→ **TASK REQUIREMENTS**:
(a) Decide whether each statement agrees with the passage on renewable power costs. Answer yes or no and quote the deciding words: (i) in 2021 onshore wind had a global average lifetime cost 39% below the cheapest new fossil fuel generator; (ii) the International Renewable Energy Agency costings are based on wind and solar farms already built in the UK; (iii) the author holds that wind farms built in future affect current bills.
(b) Continue the passage on renewable power costs after its final sentence.

→ **PASSAGE TO READ**:

########

Even before the rise in gas prices, new renewables schemes were able to generate electricity more cheaply than fossil fuels. In 2021, the global average lifetime cost of electricity generation for new solar panels and hydropower generators was 11% lower than the cheapest new fossil fuel generator, while onshore wind was 39% lower.

The fact that gas prices spiked in 2022 have no relevance to why prices are so high now.

As for the second paragraph, they link to this report from the International Renewable Energy Agency:

https://www.irena.org/publications/2022/Jul/Renewable-Power-Generation-Costs-in-2021

Their theoretical costings are global ones, based on new construction and have no connection whatsoever to the actual prices and subsidies paid out in the UK for wind and solar farms built years ago, or that still continue to be built.

Why does the ECU need to go back to a theoretical study published four years ago and based globally, when there is the actual data readily available?

It is not theoretical costings that determine our bills, it is what we actually pay to generators.

The ECU also wheel out that old BEIS study from 2023, purportedly showing that new build renewables are cheaper.

In addition, the most recent Government assessment of electricity generation costs shows the levelised cost of electricity from wind and solar is generally lower than for gas-fired generation.

The same report they wheel out every time this issue is raised. Whether they are cheaper is irrelevant, because wind farms built in future don’t affect current bills.

But what really struck me was this section at the end of the ECU letter:

However, I think it is worth noting Contracts for Difference provide low carbon generators with a guaranteed price per MWh of electricity generated but they also mean generators have to make payments back to suppliers if the market price of electricity is higher than the guaranteed, so-called “strike” price. My understanding is most CfD strike prices are currently below the wholesale market price.

########

→ **DATASET RECORDS**:
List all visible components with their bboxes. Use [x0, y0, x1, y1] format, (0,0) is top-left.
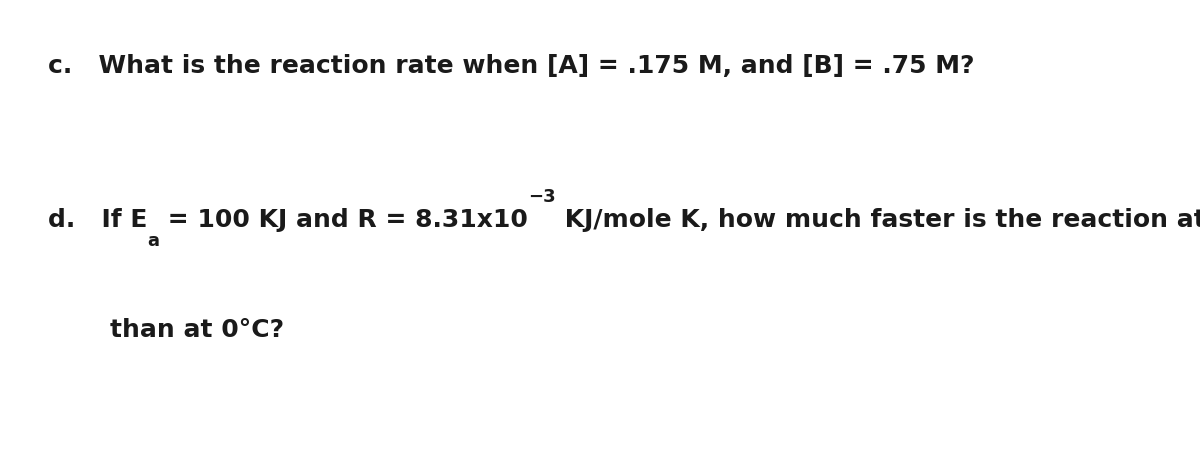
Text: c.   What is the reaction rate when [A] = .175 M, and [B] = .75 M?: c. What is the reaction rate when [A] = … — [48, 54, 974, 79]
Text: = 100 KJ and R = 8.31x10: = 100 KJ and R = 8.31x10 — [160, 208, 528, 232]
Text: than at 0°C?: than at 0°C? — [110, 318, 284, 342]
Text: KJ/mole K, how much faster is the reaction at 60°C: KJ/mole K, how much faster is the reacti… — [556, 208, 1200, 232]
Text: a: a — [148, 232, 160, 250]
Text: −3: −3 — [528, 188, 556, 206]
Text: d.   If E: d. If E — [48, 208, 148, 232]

########

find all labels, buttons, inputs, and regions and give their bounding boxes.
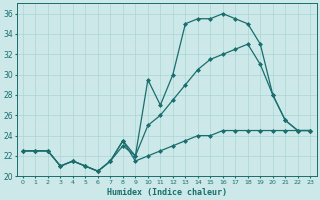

########

→ **ANSWERS PROVIDED**:
(a)
(i) Yes: "while onshore wind was 39% lower."
(ii) No: "Their theoretical costings are global ones, based on new construction"
(iii) No: "wind farms built in future don’t affect current bills."

(b)
My understanding? What does “your understanding” have to do with anything? Is it so difficult to get hold of the facts?

I presented the facts surrounding CfDs, which conclusively show that “your understanding” is false. So why do you still maintain otherwise?

So, just to make this crystal clear. The OBR say that CfDs will be paid a subsidy of £1.4bn this year, and this will increase in the next four years:

https://obr.uk/download/economic-and-fiscal-outlook-march-2025

And on a monthly basis, subsidies have been paid throughout the period of the scheme, except for a few months in 2021/22:

https://data.spectator.co.uk/energy

The response was sent by Colin Tregear, who you may recall is off on a six-month course with the Oxford Climate Journalism Network, which aims to make the ‘climate crisis’ a central element in the journalism of the attendees.

The ECU will always defend the BBC against complaints, regardless of the facts.

But this latest judgement proves that it is also prepared to defend the BBC’s Net Zero agenda, come what may!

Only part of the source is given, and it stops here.